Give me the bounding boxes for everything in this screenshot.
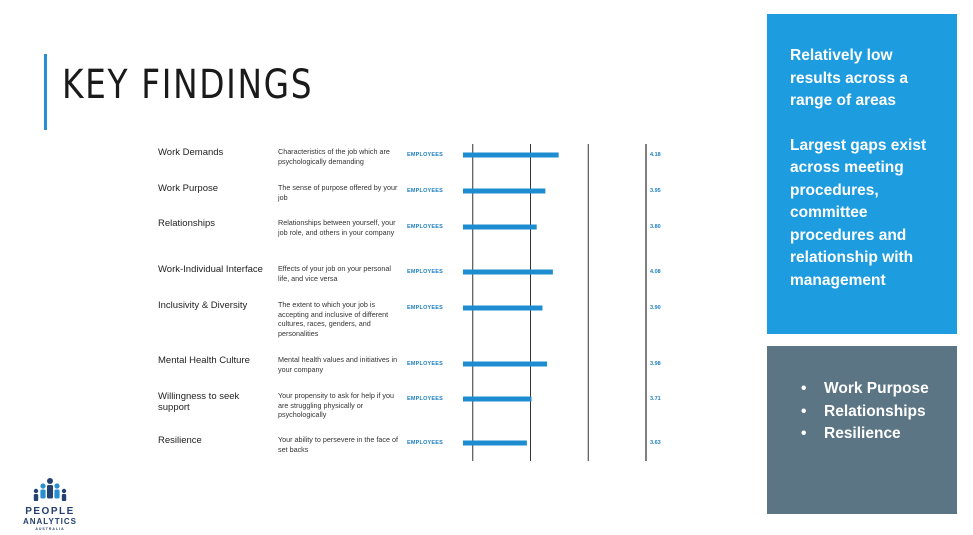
bullet-icon: • bbox=[801, 380, 807, 397]
findings-chart bbox=[128, 130, 688, 470]
factor-description: The sense of purpose offered by your job bbox=[278, 183, 398, 202]
factor-description: Mental health values and initiatives in your company bbox=[278, 355, 398, 374]
series-label: EMPLOYEES bbox=[407, 361, 444, 367]
logo-text-line2: ANALYTICS bbox=[22, 517, 78, 526]
bar bbox=[463, 306, 542, 311]
data-label: 3.95 bbox=[650, 188, 661, 194]
bar bbox=[463, 270, 553, 275]
factor-label: Work Demands bbox=[158, 147, 224, 158]
data-label: 3.63 bbox=[650, 440, 661, 446]
title-accent-bar bbox=[44, 54, 47, 130]
series-label: EMPLOYEES bbox=[407, 440, 444, 446]
strengths-list bbox=[767, 378, 957, 446]
factor-label: Willingness to seek support bbox=[158, 391, 240, 413]
factor-label: Work-Individual Interface bbox=[158, 264, 263, 275]
series-label: EMPLOYEES bbox=[407, 188, 444, 194]
bullet-icon: • bbox=[801, 402, 807, 420]
series-label: EMPLOYEES bbox=[407, 224, 444, 230]
bar bbox=[463, 225, 537, 230]
factor-description: The extent to which your job is accepting and inclusive of different cultures, races, genders, and personalities bbox=[278, 300, 389, 338]
strength-item: • Relationships bbox=[767, 401, 957, 424]
series-label: EMPLOYEES bbox=[407, 305, 444, 311]
bar bbox=[463, 189, 545, 194]
factor-label: Inclusivity & Diversity bbox=[158, 300, 248, 311]
bar bbox=[463, 362, 547, 367]
page-title: KEY FINDINGS bbox=[62, 62, 314, 108]
factor-label: Work Purpose bbox=[158, 183, 219, 194]
data-label: 3.71 bbox=[650, 396, 661, 402]
strength-item: • Resilience bbox=[767, 423, 957, 446]
data-label: 3.98 bbox=[650, 361, 661, 367]
strength-item: • Work Purpose bbox=[767, 378, 957, 401]
factor-description: Your ability to persevere in the face of set backs bbox=[278, 435, 398, 454]
factor-description: Relationships between yourself, your job role, and others in your company bbox=[278, 218, 396, 237]
people-group-icon bbox=[14, 476, 86, 506]
summary-panel bbox=[767, 14, 957, 334]
data-label: 3.90 bbox=[650, 305, 661, 311]
factor-label: Mental Health Culture bbox=[158, 355, 250, 366]
company-logo bbox=[14, 476, 86, 532]
logo-text-line1: PEOPLE bbox=[25, 506, 75, 517]
data-label: 4.18 bbox=[650, 152, 661, 158]
summary-paragraph-1: Relatively low results across a range of areas bbox=[790, 47, 909, 109]
bar bbox=[463, 441, 527, 446]
factor-description: Your propensity to ask for help if you are struggling physically or psychologically bbox=[278, 391, 394, 420]
factor-label: Resilience bbox=[158, 435, 202, 446]
data-label: 4.08 bbox=[650, 269, 661, 275]
bar bbox=[463, 397, 532, 402]
factor-description: Characteristics of the job which are psychologically demanding bbox=[278, 147, 390, 166]
logo-text-line3: AUSTRALIA bbox=[35, 527, 65, 531]
series-label: EMPLOYEES bbox=[407, 269, 444, 275]
factor-description: Effects of your job on your personal life, and vice versa bbox=[278, 264, 391, 283]
strengths-panel bbox=[767, 346, 957, 514]
bullet-icon: • bbox=[801, 425, 807, 442]
bar bbox=[463, 153, 559, 158]
series-label: EMPLOYEES bbox=[407, 396, 444, 402]
data-label: 3.80 bbox=[650, 224, 661, 230]
summary-paragraph-2: Largest gaps exist across meeting procedures, committee procedures and relationship with management bbox=[790, 136, 927, 289]
series-label: EMPLOYEES bbox=[407, 152, 444, 158]
factor-label: Relationships bbox=[158, 218, 216, 229]
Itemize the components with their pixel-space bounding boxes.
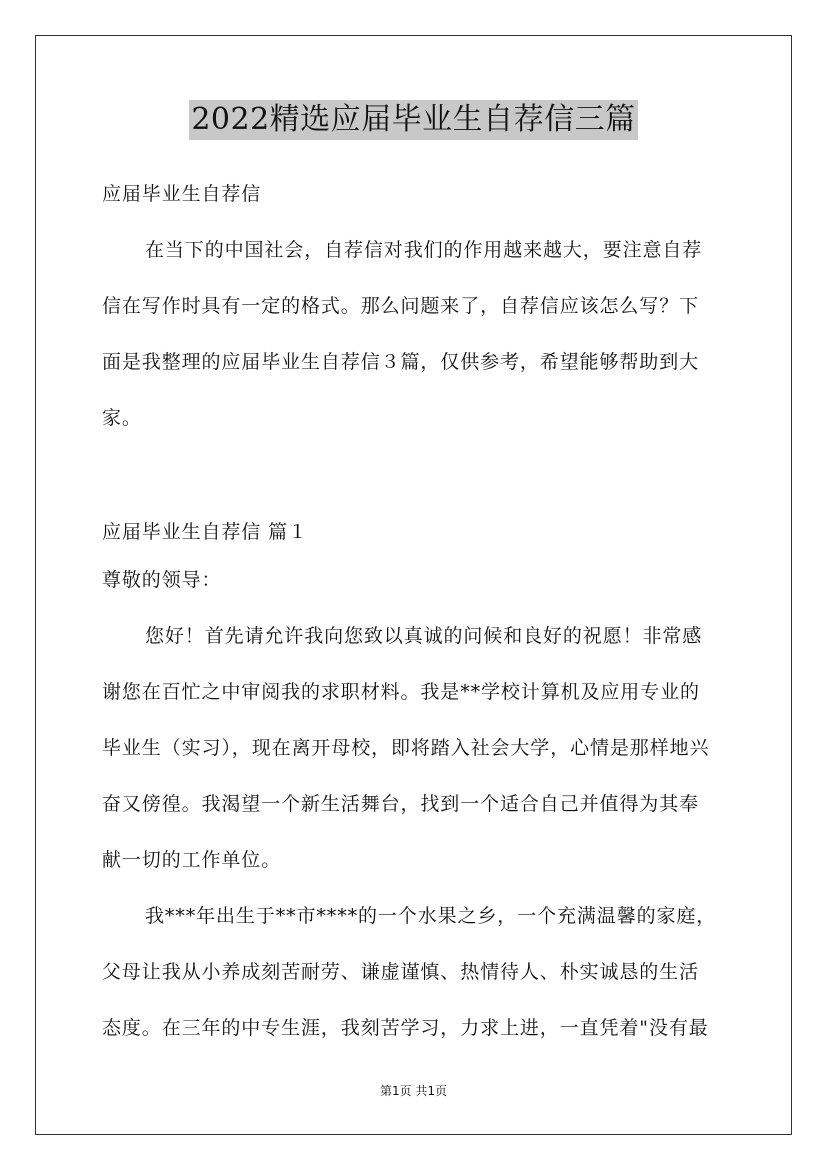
letter-paragraph-1 [102,608,730,888]
spacer [102,552,730,560]
document-title: 2022精选应届毕业生自荐信三篇 [189,100,637,140]
paragraph-line: 态度。在三年的中专生涯，我刻苦学习，力求上进，一直凭着"没有最 [102,1017,709,1039]
page-footer: 第1页 共1页 [379,1084,448,1098]
spacer [102,214,730,222]
title-container [0,100,827,140]
spacer [102,600,730,608]
paragraph-line: 面是我整理的应届毕业生自荐信３篇，仅供参考，希望能够帮助到大 [102,351,700,373]
paragraph-line: 献一切的工作单位。 [102,849,282,871]
paragraph-line: 家。 [102,407,142,429]
paragraph-line: 谢您在百忙之中审阅我的求职材料。我是**学校计算机及应用专业的 [102,681,700,703]
document-body [102,174,730,1056]
section-heading: 应届毕业生自荐信 [102,183,262,205]
letter-paragraph-2 [102,888,730,1056]
paragraph-line: 我***年出生于**市****的一个水果之乡，一个充满温馨的家庭， [145,905,717,927]
paragraph-line: 信在写作时具有一定的格式。那么问题来了，自荐信应该怎么写？下 [102,295,700,317]
letter-heading: 应届毕业生自荐信 篇１ [102,521,308,543]
salutation: 尊敬的领导： [102,569,222,591]
paragraph-line: 您好！首先请允许我向您致以真诚的问候和良好的祝愿！非常感 [145,625,703,647]
paragraph-line: 在当下的中国社会，自荐信对我们的作用越来越大，要注意自荐 [145,239,703,261]
spacer [102,446,730,512]
paragraph-line: 父母让我从小养成刻苦耐劳、谦虚谨慎、热情待人、朴实诚恳的生活 [102,961,700,983]
intro-paragraph [102,222,730,446]
paragraph-line: 奋又傍徨。我渴望一个新生活舞台，找到一个适合自己并值得为其奉 [102,793,700,815]
paragraph-line: 毕业生（实习），现在离开母校，即将踏入社会大学，心情是那样地兴 [102,737,710,759]
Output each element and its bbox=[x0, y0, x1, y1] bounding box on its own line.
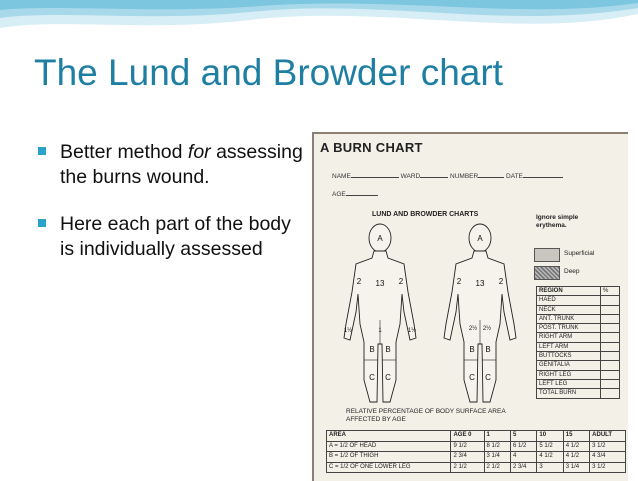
======
**EXERCISE GOAL:**
Copy every line of these items character for character, omitting the pictures.

**FULL RESPONSE:**
Give me the bounding boxes for everything in this screenshot.
bullet-icon: • bbox=[801, 380, 807, 397]
findings-chart bbox=[128, 130, 688, 470]
factor-description: The sense of purpose offered by your job bbox=[278, 183, 398, 202]
factor-description: Mental health values and initiatives in your company bbox=[278, 355, 398, 374]
series-label: EMPLOYEES bbox=[407, 361, 444, 367]
logo-text-line2: ANALYTICS bbox=[22, 517, 78, 526]
bar bbox=[463, 306, 542, 311]
data-label: 3.95 bbox=[650, 188, 661, 194]
bar bbox=[463, 270, 553, 275]
factor-label: Work Demands bbox=[158, 147, 224, 158]
data-label: 3.63 bbox=[650, 440, 661, 446]
title-accent-bar bbox=[44, 54, 47, 130]
series-label: EMPLOYEES bbox=[407, 440, 444, 446]
strengths-list bbox=[767, 378, 957, 446]
factor-label: Willingness to seek support bbox=[158, 391, 240, 413]
factor-label: Work-Individual Interface bbox=[158, 264, 263, 275]
series-label: EMPLOYEES bbox=[407, 188, 444, 194]
bullet-icon: • bbox=[801, 402, 807, 420]
series-label: EMPLOYEES bbox=[407, 224, 444, 230]
bar bbox=[463, 225, 537, 230]
factor-description: The extent to which your job is accepting and inclusive of different cultures, races, genders, and personalities bbox=[278, 300, 389, 338]
strength-item: • Relationships bbox=[767, 401, 957, 424]
series-label: EMPLOYEES bbox=[407, 305, 444, 311]
bar bbox=[463, 189, 545, 194]
factor-label: Inclusivity & Diversity bbox=[158, 300, 248, 311]
bar bbox=[463, 362, 547, 367]
page-title: KEY FINDINGS bbox=[62, 62, 314, 108]
factor-label: Work Purpose bbox=[158, 183, 219, 194]
data-label: 3.71 bbox=[650, 396, 661, 402]
strength-item: • Resilience bbox=[767, 423, 957, 446]
data-label: 3.98 bbox=[650, 361, 661, 367]
strength-item: • Work Purpose bbox=[767, 378, 957, 401]
factor-description: Your ability to persevere in the face of set backs bbox=[278, 435, 398, 454]
factor-description: Relationships between yourself, your job role, and others in your company bbox=[278, 218, 396, 237]
people-group-icon bbox=[14, 476, 86, 506]
summary-panel bbox=[767, 14, 957, 334]
data-label: 3.90 bbox=[650, 305, 661, 311]
factor-label: Mental Health Culture bbox=[158, 355, 250, 366]
company-logo bbox=[14, 476, 86, 532]
logo-text-line1: PEOPLE bbox=[25, 506, 75, 517]
data-label: 4.18 bbox=[650, 152, 661, 158]
summary-paragraph-1: Relatively low results across a range of areas bbox=[790, 47, 909, 109]
bar bbox=[463, 441, 527, 446]
factor-description: Your propensity to ask for help if you are struggling physically or psychologically bbox=[278, 391, 394, 420]
factor-label: Resilience bbox=[158, 435, 202, 446]
data-label: 4.08 bbox=[650, 269, 661, 275]
bar bbox=[463, 397, 532, 402]
factor-description: Characteristics of the job which are psychologically demanding bbox=[278, 147, 390, 166]
logo-text-line3: AUSTRALIA bbox=[35, 527, 65, 531]
series-label: EMPLOYEES bbox=[407, 269, 444, 275]
factor-description: Effects of your job on your personal life, and vice versa bbox=[278, 264, 391, 283]
strengths-panel bbox=[767, 346, 957, 514]
bullet-icon: • bbox=[801, 425, 807, 442]
bar bbox=[463, 153, 559, 158]
series-label: EMPLOYEES bbox=[407, 396, 444, 402]
data-label: 3.80 bbox=[650, 224, 661, 230]
summary-paragraph-2: Largest gaps exist across meeting procedures, committee procedures and relationship with management bbox=[790, 136, 927, 289]
series-label: EMPLOYEES bbox=[407, 152, 444, 158]
factor-label: Relationships bbox=[158, 218, 216, 229]
Itemize the components with their pixel-space bounding boxes.
letter-paragraph-1 [102,608,730,888]
spacer [102,552,730,560]
document-title: 2022精选应届毕业生自荐信三篇 [189,100,637,140]
paragraph-line: 态度。在三年的中专生涯，我刻苦学习，力求上进，一直凭着"没有最 [102,1017,709,1039]
page-footer: 第1页 共1页 [379,1084,448,1098]
spacer [102,214,730,222]
title-container [0,100,827,140]
spacer [102,600,730,608]
paragraph-line: 面是我整理的应届毕业生自荐信３篇，仅供参考，希望能够帮助到大 [102,351,700,373]
paragraph-line: 献一切的工作单位。 [102,849,282,871]
paragraph-line: 家。 [102,407,142,429]
paragraph-line: 谢您在百忙之中审阅我的求职材料。我是**学校计算机及应用专业的 [102,681,700,703]
document-body [102,174,730,1056]
section-heading: 应届毕业生自荐信 [102,183,262,205]
letter-paragraph-2 [102,888,730,1056]
paragraph-line: 我***年出生于**市****的一个水果之乡，一个充满温馨的家庭， [145,905,717,927]
paragraph-line: 信在写作时具有一定的格式。那么问题来了，自荐信应该怎么写？下 [102,295,700,317]
letter-heading: 应届毕业生自荐信 篇１ [102,521,308,543]
salutation: 尊敬的领导： [102,569,222,591]
paragraph-line: 您好！首先请允许我向您致以真诚的问候和良好的祝愿！非常感 [145,625,703,647]
paragraph-line: 在当下的中国社会，自荐信对我们的作用越来越大，要注意自荐 [145,239,703,261]
spacer [102,446,730,512]
paragraph-line: 父母让我从小养成刻苦耐劳、谦虚谨慎、热情待人、朴实诚恳的生活 [102,961,700,983]
intro-paragraph [102,222,730,446]
paragraph-line: 奋又傍徨。我渴望一个新生活舞台，找到一个适合自己并值得为其奉 [102,793,700,815]
paragraph-line: 毕业生（实习），现在离开母校，即将踏入社会大学，心情是那样地兴 [102,737,710,759]
Output each element and its bbox=[x0, y0, x1, y1] bounding box on its own line.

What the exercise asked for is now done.